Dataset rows
○ ○ ○ ○ ○

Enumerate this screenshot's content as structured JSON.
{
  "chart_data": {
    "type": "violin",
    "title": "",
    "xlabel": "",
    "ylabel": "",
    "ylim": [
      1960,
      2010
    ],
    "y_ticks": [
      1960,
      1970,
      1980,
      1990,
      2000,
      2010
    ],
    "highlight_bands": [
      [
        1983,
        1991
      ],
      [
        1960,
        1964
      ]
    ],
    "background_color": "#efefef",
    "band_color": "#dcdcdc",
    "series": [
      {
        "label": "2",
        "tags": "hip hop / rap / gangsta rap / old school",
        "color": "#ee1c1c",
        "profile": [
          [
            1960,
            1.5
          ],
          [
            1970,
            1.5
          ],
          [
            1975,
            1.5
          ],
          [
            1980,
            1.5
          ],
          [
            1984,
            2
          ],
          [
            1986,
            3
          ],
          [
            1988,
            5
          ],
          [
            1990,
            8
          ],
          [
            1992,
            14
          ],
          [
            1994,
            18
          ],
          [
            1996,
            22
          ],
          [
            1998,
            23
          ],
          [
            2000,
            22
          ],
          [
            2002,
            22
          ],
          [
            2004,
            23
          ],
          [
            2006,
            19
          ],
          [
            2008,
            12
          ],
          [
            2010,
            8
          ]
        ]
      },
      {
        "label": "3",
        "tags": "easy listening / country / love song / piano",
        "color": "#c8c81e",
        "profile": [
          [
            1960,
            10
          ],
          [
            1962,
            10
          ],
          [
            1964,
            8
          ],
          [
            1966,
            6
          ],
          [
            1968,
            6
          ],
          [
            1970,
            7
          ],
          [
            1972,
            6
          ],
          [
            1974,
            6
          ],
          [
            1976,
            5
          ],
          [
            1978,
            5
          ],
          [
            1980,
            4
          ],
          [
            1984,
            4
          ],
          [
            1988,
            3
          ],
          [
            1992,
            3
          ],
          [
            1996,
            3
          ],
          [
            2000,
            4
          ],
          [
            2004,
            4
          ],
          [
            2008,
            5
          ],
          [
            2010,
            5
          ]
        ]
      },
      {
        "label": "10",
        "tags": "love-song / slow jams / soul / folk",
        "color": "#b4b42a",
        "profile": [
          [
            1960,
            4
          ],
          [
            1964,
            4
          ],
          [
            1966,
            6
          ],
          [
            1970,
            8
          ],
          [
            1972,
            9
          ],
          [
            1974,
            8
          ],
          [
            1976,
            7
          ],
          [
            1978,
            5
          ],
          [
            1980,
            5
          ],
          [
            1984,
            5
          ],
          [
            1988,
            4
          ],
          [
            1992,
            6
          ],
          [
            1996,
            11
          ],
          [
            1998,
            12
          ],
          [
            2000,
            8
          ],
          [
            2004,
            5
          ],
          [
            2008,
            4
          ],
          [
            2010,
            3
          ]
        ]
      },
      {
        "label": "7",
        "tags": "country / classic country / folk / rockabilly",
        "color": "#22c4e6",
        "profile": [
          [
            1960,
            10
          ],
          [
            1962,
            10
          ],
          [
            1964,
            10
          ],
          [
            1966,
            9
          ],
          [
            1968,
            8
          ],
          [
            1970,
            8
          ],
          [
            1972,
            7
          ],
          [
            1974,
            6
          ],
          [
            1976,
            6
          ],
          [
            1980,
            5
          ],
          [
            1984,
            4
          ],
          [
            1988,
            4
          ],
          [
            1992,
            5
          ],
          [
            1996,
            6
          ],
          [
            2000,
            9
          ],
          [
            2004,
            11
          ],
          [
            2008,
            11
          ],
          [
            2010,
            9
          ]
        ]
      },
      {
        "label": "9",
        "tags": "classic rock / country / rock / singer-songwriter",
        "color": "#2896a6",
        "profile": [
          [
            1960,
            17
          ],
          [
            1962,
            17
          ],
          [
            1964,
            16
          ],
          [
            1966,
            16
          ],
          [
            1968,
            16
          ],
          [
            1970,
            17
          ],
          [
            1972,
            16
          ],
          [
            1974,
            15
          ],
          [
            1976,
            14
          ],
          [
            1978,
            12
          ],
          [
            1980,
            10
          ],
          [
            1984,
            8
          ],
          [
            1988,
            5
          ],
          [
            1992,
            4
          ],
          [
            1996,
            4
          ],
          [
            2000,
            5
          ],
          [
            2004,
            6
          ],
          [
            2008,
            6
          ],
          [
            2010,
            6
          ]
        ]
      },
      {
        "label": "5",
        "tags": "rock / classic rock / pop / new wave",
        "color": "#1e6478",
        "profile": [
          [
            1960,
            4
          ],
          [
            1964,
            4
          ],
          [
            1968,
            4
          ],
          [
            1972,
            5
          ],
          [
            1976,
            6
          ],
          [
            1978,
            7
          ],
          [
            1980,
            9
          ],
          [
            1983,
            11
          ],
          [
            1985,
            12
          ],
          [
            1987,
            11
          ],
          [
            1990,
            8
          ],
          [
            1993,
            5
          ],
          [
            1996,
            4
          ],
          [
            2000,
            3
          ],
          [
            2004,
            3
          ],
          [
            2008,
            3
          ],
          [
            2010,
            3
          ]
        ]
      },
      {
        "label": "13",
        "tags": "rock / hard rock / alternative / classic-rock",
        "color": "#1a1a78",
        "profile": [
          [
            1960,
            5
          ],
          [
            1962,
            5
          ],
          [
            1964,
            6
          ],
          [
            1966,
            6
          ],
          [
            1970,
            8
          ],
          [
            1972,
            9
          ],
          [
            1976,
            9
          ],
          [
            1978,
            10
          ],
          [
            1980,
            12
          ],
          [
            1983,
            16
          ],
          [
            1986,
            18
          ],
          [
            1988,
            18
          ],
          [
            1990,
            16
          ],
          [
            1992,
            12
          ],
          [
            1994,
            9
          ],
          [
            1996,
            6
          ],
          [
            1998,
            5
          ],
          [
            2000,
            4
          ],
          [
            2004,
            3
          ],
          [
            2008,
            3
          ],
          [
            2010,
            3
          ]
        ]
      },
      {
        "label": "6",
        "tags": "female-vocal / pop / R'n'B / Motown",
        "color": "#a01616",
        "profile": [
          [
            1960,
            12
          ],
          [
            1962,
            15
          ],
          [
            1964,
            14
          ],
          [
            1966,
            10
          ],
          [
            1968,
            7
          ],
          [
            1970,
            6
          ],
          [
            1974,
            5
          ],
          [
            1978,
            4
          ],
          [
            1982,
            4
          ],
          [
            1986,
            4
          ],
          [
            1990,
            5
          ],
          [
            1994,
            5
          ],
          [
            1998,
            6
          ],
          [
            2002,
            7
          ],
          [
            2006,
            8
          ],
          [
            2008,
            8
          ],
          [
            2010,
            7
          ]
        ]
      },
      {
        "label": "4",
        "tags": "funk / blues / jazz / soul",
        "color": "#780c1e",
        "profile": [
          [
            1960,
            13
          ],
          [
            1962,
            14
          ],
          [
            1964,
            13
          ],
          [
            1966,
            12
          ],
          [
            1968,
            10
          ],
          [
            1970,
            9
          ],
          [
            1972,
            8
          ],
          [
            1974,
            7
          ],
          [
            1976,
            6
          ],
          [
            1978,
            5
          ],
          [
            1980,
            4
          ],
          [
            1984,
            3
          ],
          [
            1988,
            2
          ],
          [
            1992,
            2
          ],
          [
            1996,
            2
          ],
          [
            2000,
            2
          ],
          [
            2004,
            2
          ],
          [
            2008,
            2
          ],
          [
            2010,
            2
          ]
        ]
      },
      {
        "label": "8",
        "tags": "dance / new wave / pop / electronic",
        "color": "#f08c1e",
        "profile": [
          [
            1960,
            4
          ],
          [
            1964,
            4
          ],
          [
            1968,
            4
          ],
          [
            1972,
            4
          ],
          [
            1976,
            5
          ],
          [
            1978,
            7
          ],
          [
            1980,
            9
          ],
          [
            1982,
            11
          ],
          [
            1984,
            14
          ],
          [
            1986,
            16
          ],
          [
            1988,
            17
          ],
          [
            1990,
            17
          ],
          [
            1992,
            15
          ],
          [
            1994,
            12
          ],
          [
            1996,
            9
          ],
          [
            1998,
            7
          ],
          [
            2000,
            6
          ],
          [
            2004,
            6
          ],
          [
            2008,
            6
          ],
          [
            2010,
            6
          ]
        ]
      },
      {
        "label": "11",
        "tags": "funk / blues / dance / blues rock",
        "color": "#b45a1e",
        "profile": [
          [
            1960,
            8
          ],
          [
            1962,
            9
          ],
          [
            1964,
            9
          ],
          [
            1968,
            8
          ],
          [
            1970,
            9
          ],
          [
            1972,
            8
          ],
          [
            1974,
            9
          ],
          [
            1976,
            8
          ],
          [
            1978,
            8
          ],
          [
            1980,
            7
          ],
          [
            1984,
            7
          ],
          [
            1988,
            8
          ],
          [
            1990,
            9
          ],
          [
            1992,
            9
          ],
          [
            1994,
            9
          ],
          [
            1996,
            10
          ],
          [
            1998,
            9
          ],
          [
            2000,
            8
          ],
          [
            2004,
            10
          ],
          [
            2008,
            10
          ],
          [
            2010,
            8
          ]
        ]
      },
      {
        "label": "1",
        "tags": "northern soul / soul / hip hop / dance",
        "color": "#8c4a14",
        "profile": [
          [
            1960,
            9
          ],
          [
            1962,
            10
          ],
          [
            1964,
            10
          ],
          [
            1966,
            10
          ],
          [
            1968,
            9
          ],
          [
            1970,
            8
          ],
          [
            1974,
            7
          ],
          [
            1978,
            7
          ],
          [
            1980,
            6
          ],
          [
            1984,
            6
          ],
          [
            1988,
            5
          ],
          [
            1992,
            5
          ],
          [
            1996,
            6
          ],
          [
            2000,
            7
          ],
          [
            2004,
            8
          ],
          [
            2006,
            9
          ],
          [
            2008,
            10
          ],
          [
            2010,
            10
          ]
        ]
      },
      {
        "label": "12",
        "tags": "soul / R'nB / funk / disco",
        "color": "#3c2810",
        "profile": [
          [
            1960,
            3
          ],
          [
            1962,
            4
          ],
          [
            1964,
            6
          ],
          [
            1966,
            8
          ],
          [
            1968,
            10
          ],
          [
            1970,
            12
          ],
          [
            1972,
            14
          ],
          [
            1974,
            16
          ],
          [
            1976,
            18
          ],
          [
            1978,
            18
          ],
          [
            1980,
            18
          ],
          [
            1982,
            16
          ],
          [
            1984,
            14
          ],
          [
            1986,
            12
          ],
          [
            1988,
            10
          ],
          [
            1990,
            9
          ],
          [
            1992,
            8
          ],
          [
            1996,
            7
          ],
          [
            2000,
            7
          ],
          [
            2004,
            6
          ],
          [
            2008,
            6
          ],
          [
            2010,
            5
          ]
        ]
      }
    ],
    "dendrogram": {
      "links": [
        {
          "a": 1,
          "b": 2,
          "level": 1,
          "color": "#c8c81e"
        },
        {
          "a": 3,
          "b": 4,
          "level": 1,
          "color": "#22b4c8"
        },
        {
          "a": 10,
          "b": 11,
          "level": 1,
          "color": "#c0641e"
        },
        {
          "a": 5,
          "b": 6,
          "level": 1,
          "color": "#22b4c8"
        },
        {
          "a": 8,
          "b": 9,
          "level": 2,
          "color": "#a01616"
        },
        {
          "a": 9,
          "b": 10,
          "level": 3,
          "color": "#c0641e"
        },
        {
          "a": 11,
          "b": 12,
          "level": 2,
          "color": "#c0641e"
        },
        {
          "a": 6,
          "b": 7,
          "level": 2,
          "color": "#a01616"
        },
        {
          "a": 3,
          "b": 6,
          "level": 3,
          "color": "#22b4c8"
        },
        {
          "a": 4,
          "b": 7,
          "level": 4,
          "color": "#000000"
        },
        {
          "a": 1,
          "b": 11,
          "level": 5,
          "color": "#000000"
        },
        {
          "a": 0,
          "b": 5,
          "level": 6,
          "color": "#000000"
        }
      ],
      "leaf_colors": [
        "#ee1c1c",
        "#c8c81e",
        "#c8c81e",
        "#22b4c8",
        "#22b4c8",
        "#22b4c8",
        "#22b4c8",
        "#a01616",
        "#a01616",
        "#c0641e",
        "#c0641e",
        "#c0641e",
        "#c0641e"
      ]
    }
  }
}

○ ○ ○ ○ ○

§ Stated problem: Find each line that has the word "funk", then copy it out.

§ Written answer:
        "tags": "funk / blues / jazz / soul",
        "tags": "funk / blues / dance / blues rock",
        "tags": "soul / R'nB / funk / disco",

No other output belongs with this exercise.